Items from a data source
# # # #

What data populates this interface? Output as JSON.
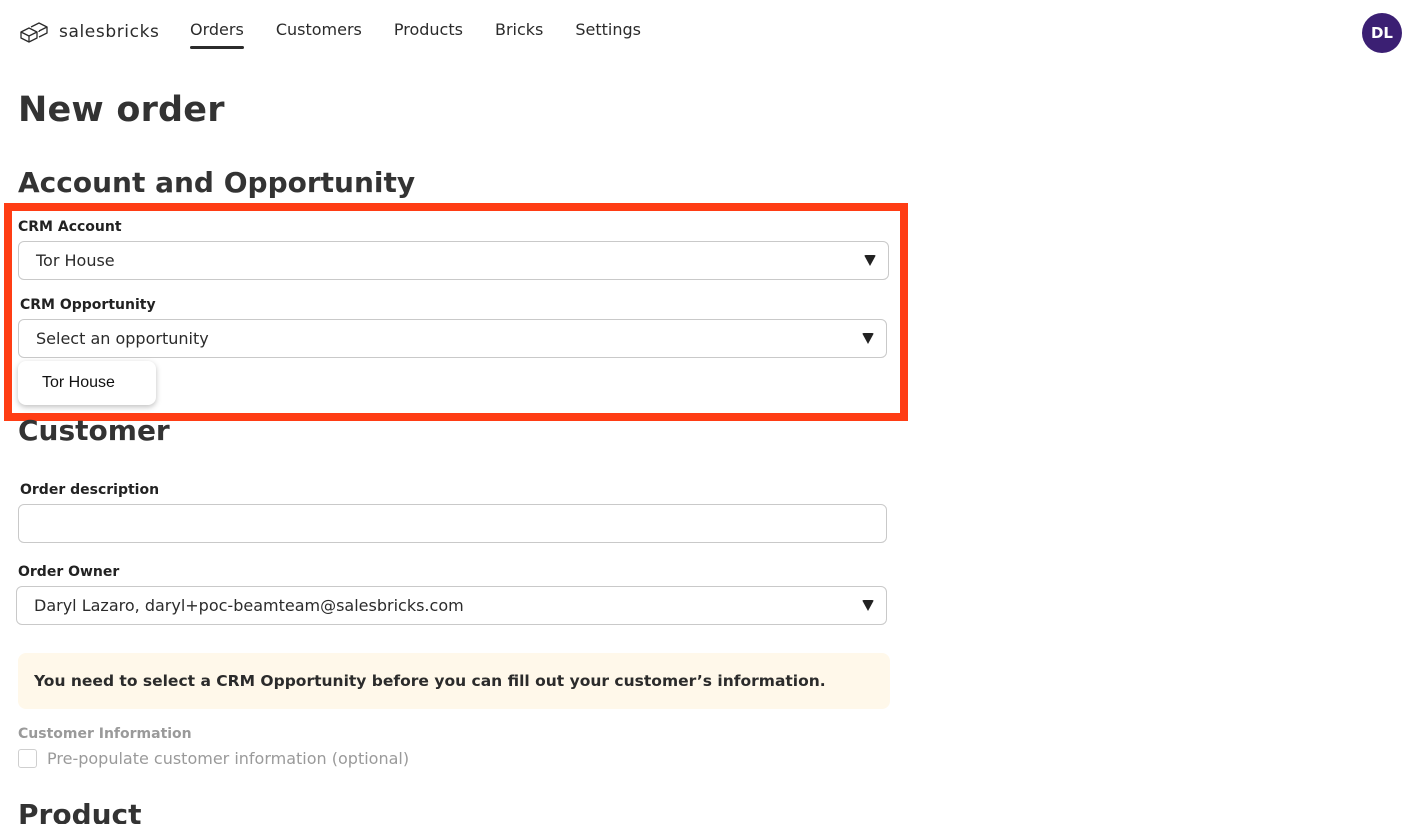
{
  "nav": {
    "logo_text": "salesbricks",
    "items": [
      {
        "label": "Orders",
        "active": true
      },
      {
        "label": "Customers",
        "active": false
      },
      {
        "label": "Products",
        "active": false
      },
      {
        "label": "Bricks",
        "active": false
      },
      {
        "label": "Settings",
        "active": false
      }
    ],
    "avatar_initials": "DL"
  },
  "page": {
    "title": "New order"
  },
  "account_section": {
    "title": "Account and Opportunity",
    "crm_account_label": "CRM Account",
    "crm_account_value": "Tor House",
    "crm_opportunity_label": "CRM Opportunity",
    "crm_opportunity_placeholder": "Select an opportunity",
    "dropdown_option": "Tor House"
  },
  "customer_section": {
    "title": "Customer",
    "order_description_label": "Order description",
    "order_description_value": "",
    "order_owner_label": "Order Owner",
    "order_owner_value": "Daryl Lazaro, daryl+poc-beamteam@salesbricks.com",
    "notice": "You need to select a CRM Opportunity before you can fill out your customer’s information.",
    "customer_info_label": "Customer Information",
    "prepopulate_label": "Pre-populate customer information (optional)"
  },
  "product_section": {
    "title": "Product"
  },
  "colors": {
    "highlight": "#ff3d14",
    "avatar_bg": "#3b1f73",
    "notice_bg": "#fff8ea"
  }
}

# # # #

PROMPT:
Reproduce the material above in full, exactly, with no images.

OUTPUT FOR THIS EXERCISE:
What data populates this interface? Output as JSON.
{
  "nav": {
    "logo_text": "salesbricks",
    "items": [
      {
        "label": "Orders",
        "active": true
      },
      {
        "label": "Customers",
        "active": false
      },
      {
        "label": "Products",
        "active": false
      },
      {
        "label": "Bricks",
        "active": false
      },
      {
        "label": "Settings",
        "active": false
      }
    ],
    "avatar_initials": "DL"
  },
  "page": {
    "title": "New order"
  },
  "account_section": {
    "title": "Account and Opportunity",
    "crm_account_label": "CRM Account",
    "crm_account_value": "Tor House",
    "crm_opportunity_label": "CRM Opportunity",
    "crm_opportunity_placeholder": "Select an opportunity",
    "dropdown_option": "Tor House"
  },
  "customer_section": {
    "title": "Customer",
    "order_description_label": "Order description",
    "order_description_value": "",
    "order_owner_label": "Order Owner",
    "order_owner_value": "Daryl Lazaro, daryl+poc-beamteam@salesbricks.com",
    "notice": "You need to select a CRM Opportunity before you can fill out your customer’s information.",
    "customer_info_label": "Customer Information",
    "prepopulate_label": "Pre-populate customer information (optional)"
  },
  "product_section": {
    "title": "Product"
  },
  "colors": {
    "highlight": "#ff3d14",
    "avatar_bg": "#3b1f73",
    "notice_bg": "#fff8ea"
  }
}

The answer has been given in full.